WRITTEN EXERCISE: From the listing below, work out how many lines contain "Technology". Reply with that number only.

DATASET EXCERPTS:
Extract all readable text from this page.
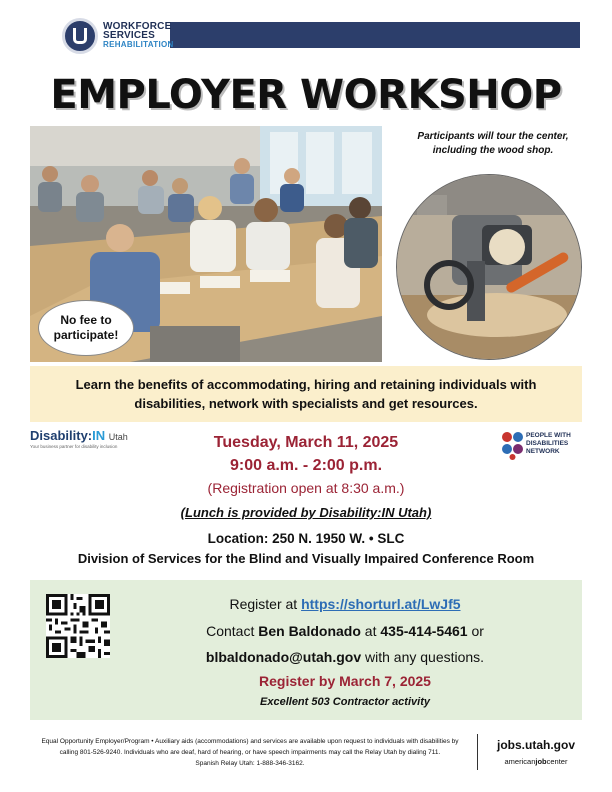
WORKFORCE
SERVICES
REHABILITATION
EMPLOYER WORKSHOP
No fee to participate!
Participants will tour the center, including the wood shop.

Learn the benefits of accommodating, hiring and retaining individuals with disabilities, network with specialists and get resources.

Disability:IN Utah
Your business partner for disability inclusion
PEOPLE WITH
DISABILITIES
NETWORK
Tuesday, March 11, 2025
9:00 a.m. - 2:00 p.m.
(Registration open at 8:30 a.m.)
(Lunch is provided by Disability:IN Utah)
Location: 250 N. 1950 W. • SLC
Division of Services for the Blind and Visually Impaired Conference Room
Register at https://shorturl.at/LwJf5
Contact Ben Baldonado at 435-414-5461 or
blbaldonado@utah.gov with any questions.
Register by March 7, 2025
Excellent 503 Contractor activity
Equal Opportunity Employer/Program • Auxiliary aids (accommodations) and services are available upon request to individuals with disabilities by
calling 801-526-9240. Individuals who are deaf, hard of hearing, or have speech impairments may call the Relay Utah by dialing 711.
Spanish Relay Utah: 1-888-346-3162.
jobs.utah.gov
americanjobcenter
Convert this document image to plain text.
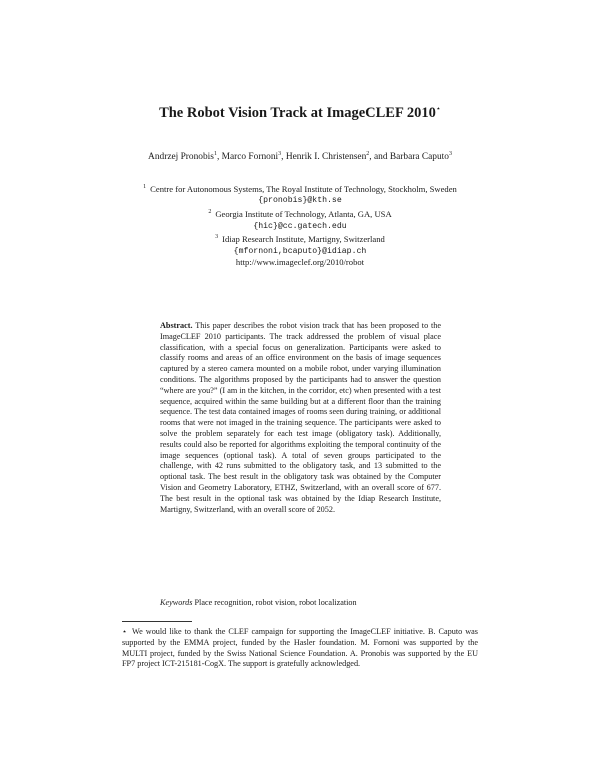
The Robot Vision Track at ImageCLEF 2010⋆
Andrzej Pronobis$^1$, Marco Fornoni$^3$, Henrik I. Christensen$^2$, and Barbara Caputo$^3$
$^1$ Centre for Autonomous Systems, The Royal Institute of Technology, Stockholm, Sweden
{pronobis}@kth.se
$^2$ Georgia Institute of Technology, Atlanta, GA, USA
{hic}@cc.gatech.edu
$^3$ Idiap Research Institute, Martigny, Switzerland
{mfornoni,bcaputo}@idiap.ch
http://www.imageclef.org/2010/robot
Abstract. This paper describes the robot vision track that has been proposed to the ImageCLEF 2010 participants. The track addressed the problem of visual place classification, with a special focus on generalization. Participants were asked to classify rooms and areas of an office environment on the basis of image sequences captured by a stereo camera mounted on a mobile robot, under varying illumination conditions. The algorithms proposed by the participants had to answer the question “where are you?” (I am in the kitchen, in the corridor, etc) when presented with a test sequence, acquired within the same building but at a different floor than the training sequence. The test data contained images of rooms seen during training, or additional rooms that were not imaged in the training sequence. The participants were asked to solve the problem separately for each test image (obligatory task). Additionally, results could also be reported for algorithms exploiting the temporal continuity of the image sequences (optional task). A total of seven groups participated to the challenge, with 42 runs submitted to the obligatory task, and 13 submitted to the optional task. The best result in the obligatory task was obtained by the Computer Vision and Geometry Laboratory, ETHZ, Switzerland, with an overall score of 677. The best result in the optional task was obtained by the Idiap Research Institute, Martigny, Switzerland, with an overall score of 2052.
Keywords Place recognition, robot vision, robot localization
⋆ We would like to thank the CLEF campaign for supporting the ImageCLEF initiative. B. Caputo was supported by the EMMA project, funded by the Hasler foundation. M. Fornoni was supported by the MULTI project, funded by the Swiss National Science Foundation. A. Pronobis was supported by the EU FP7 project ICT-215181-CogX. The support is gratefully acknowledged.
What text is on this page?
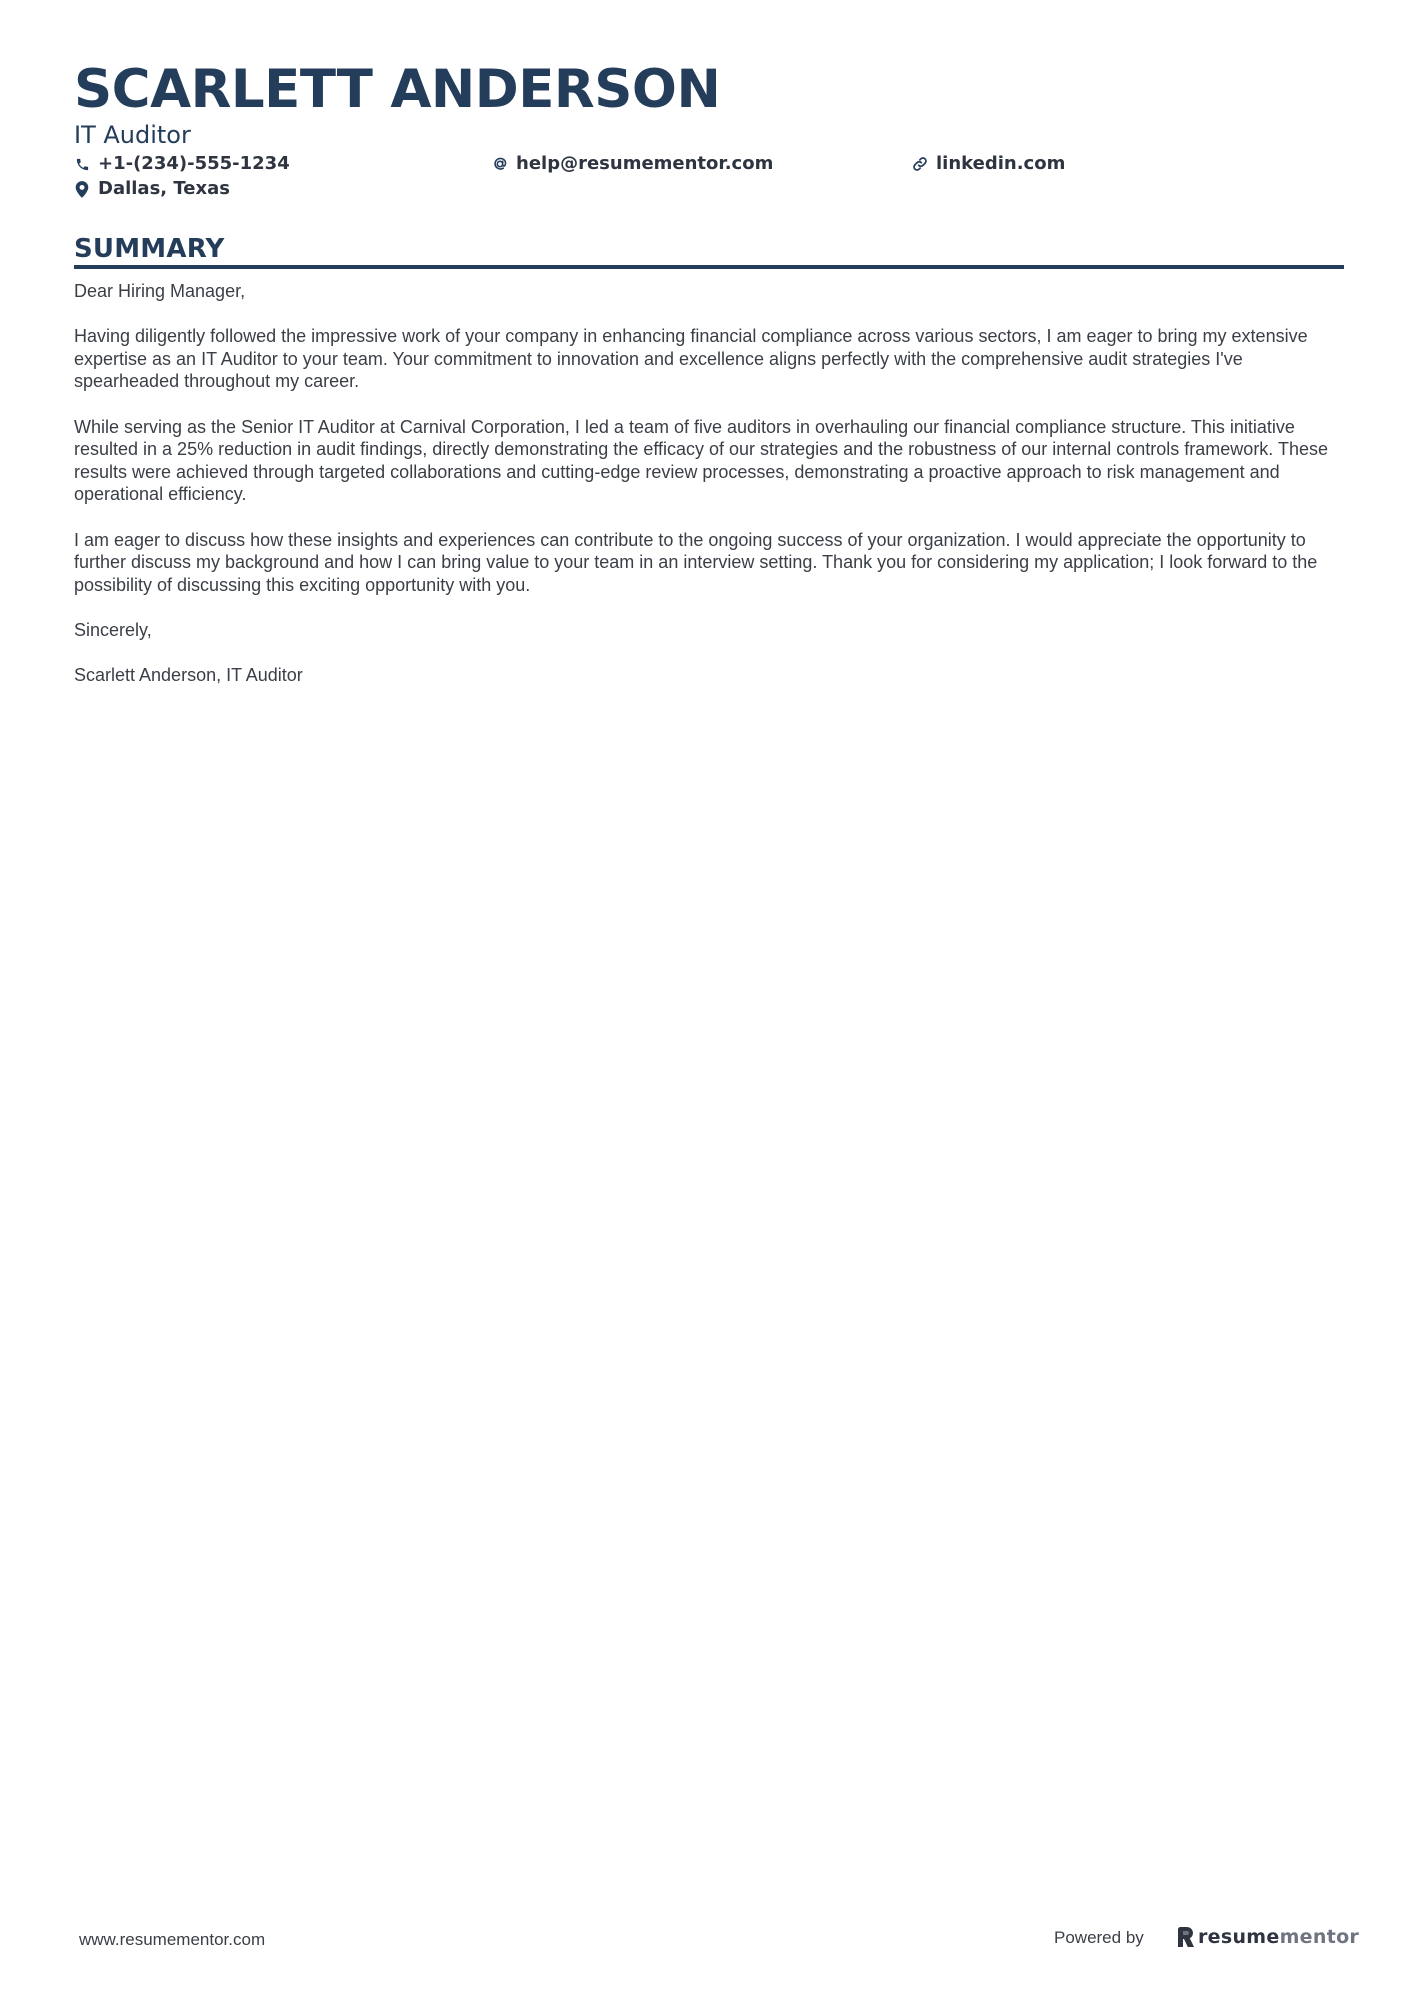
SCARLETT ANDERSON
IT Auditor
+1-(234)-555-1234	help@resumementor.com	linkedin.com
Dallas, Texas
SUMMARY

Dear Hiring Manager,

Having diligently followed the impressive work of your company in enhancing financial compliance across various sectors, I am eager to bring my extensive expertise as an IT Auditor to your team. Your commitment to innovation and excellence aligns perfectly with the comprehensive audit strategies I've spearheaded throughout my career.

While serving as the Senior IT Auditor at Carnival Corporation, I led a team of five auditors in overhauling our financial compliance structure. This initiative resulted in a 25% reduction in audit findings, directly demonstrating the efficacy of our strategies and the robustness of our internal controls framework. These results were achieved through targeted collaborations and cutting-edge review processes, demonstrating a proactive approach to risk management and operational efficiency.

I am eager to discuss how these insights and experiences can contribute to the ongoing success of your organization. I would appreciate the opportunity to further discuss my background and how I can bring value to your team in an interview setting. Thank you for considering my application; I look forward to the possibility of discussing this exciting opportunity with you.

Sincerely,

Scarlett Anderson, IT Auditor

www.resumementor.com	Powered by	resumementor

RESULT FOR THIS EXERCISE: 2